REQUEST: Rewrite the items below with every "reference-item" switched to "citation-entry" and everything else unchanged. Leave the pictures out.

RECORD EXCERPTS:
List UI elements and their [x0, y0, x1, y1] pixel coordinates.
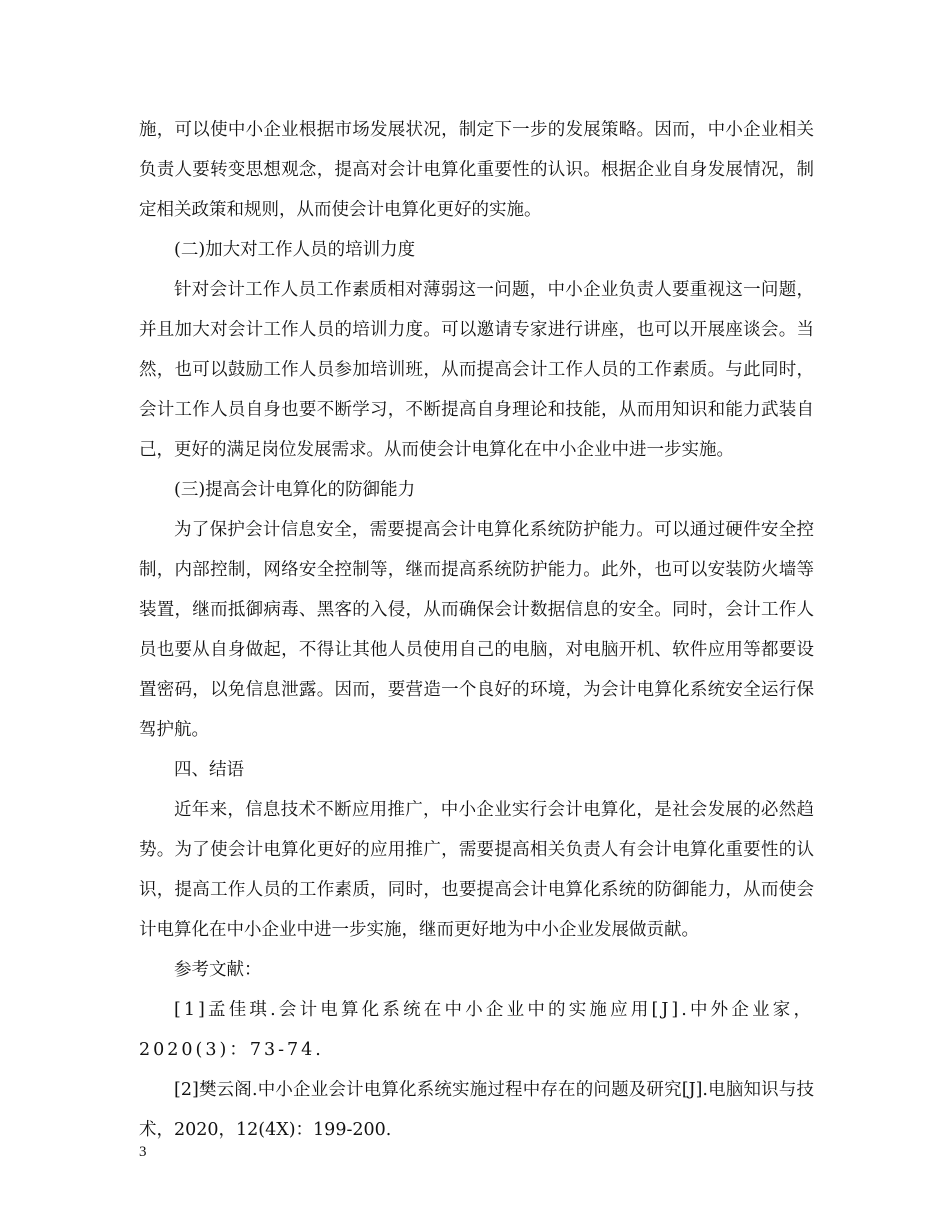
page-number: 3	[139, 1144, 147, 1160]
document-body	[139, 110, 814, 1150]
paragraph-conclusion: 近年来，信息技术不断应用推广，中小企业实行会计电算化，是社会发展的必然趋势。为了使会计电算化更好的应用推广，需要提高相关负责人有会计电算化重要性的认识，提高工作人员的工作素质，同时，也要提高会计电算化系统的防御能力，从而使会计电算化在中小企业中进一步实施，继而更好地为中小企业发展做贡献。	[139, 800, 814, 940]
paragraph-continuation: 施，可以使中小企业根据市场发展状况，制定下一步的发展策略。因而，中小企业相关负责人要转变思想观念，提高对会计电算化重要性的认识。根据企业自身发展情况，制定相关政策和规则，从而使会计电算化更好的实施。	[139, 120, 814, 220]
reference-item: [1]孟佳琪.会计电算化系统在中小企业中的实施应用[J].中外企业家，2020(3)：73-74.	[139, 1000, 814, 1060]
paragraph-training: 针对会计工作人员工作素质相对薄弱这一问题，中小企业负责人要重视这一问题，并且加大对会计工作人员的培训力度。可以邀请专家进行讲座，也可以开展座谈会。当然，也可以鼓励工作人员参加培训班，从而提高会计工作人员的工作素质。与此同时，会计工作人员自身也要不断学习，不断提高自身理论和技能，从而用知识和能力武装自己，更好的满足岗位发展需求。从而使会计电算化在中小企业中进一步实施。	[139, 280, 814, 460]
paragraph-defense: 为了保护会计信息安全，需要提高会计电算化系统防护能力。可以通过硬件安全控制，内部控制，网络安全控制等，继而提高系统防护能力。此外，也可以安装防火墙等装置，继而抵御病毒、黑客的入侵，从而确保会计数据信息的安全。同时，会计工作人员也要从自身做起，不得让其他人员使用自己的电脑，对电脑开机、软件应用等都要设置密码，以免信息泄露。因而，要营造一个良好的环境，为会计电算化系统安全运行保驾护航。	[139, 520, 814, 740]
section-heading-defense: (三)提高会计电算化的防御能力	[174, 480, 416, 500]
section-heading-conclusion: 四、结语	[174, 760, 244, 780]
references-heading: 参考文献：	[174, 960, 262, 980]
reference-item: [2]樊云阁.中小企业会计电算化系统实施过程中存在的问题及研究[J].电脑知识与技术，2020，12(4X)：199-200.	[139, 1080, 814, 1140]
section-heading-training: (二)加大对工作人员的培训力度	[174, 240, 416, 260]
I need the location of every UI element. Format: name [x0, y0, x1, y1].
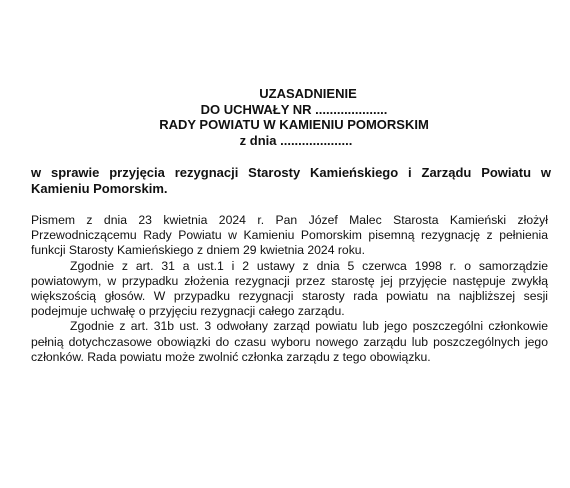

REPLY TO THE TASK:
List UI elements and their [x0, y0, x1, y1] pixel coordinates.
page-number: 3	[139, 1144, 147, 1160]
document-body	[139, 110, 814, 1150]
paragraph-conclusion: 近年来，信息技术不断应用推广，中小企业实行会计电算化，是社会发展的必然趋势。为了使会计电算化更好的应用推广，需要提高相关负责人有会计电算化重要性的认识，提高工作人员的工作素质，同时，也要提高会计电算化系统的防御能力，从而使会计电算化在中小企业中进一步实施，继而更好地为中小企业发展做贡献。	[139, 800, 814, 940]
paragraph-continuation: 施，可以使中小企业根据市场发展状况，制定下一步的发展策略。因而，中小企业相关负责人要转变思想观念，提高对会计电算化重要性的认识。根据企业自身发展情况，制定相关政策和规则，从而使会计电算化更好的实施。	[139, 120, 814, 220]
citation-entry: [1]孟佳琪.会计电算化系统在中小企业中的实施应用[J].中外企业家，2020(3)：73-74.	[139, 1000, 814, 1060]
paragraph-training: 针对会计工作人员工作素质相对薄弱这一问题，中小企业负责人要重视这一问题，并且加大对会计工作人员的培训力度。可以邀请专家进行讲座，也可以开展座谈会。当然，也可以鼓励工作人员参加培训班，从而提高会计工作人员的工作素质。与此同时，会计工作人员自身也要不断学习，不断提高自身理论和技能，从而用知识和能力武装自己，更好的满足岗位发展需求。从而使会计电算化在中小企业中进一步实施。	[139, 280, 814, 460]
paragraph-defense: 为了保护会计信息安全，需要提高会计电算化系统防护能力。可以通过硬件安全控制，内部控制，网络安全控制等，继而提高系统防护能力。此外，也可以安装防火墙等装置，继而抵御病毒、黑客的入侵，从而确保会计数据信息的安全。同时，会计工作人员也要从自身做起，不得让其他人员使用自己的电脑，对电脑开机、软件应用等都要设置密码，以免信息泄露。因而，要营造一个良好的环境，为会计电算化系统安全运行保驾护航。	[139, 520, 814, 740]
section-heading-defense: (三)提高会计电算化的防御能力	[174, 480, 416, 500]
section-heading-conclusion: 四、结语	[174, 760, 244, 780]
references-heading: 参考文献：	[174, 960, 262, 980]
citation-entry: [2]樊云阁.中小企业会计电算化系统实施过程中存在的问题及研究[J].电脑知识与技术，2020，12(4X)：199-200.	[139, 1080, 814, 1140]
section-heading-training: (二)加大对工作人员的培训力度	[174, 240, 416, 260]
I need the location of every UI element. Format: name [x0, y0, x1, y1].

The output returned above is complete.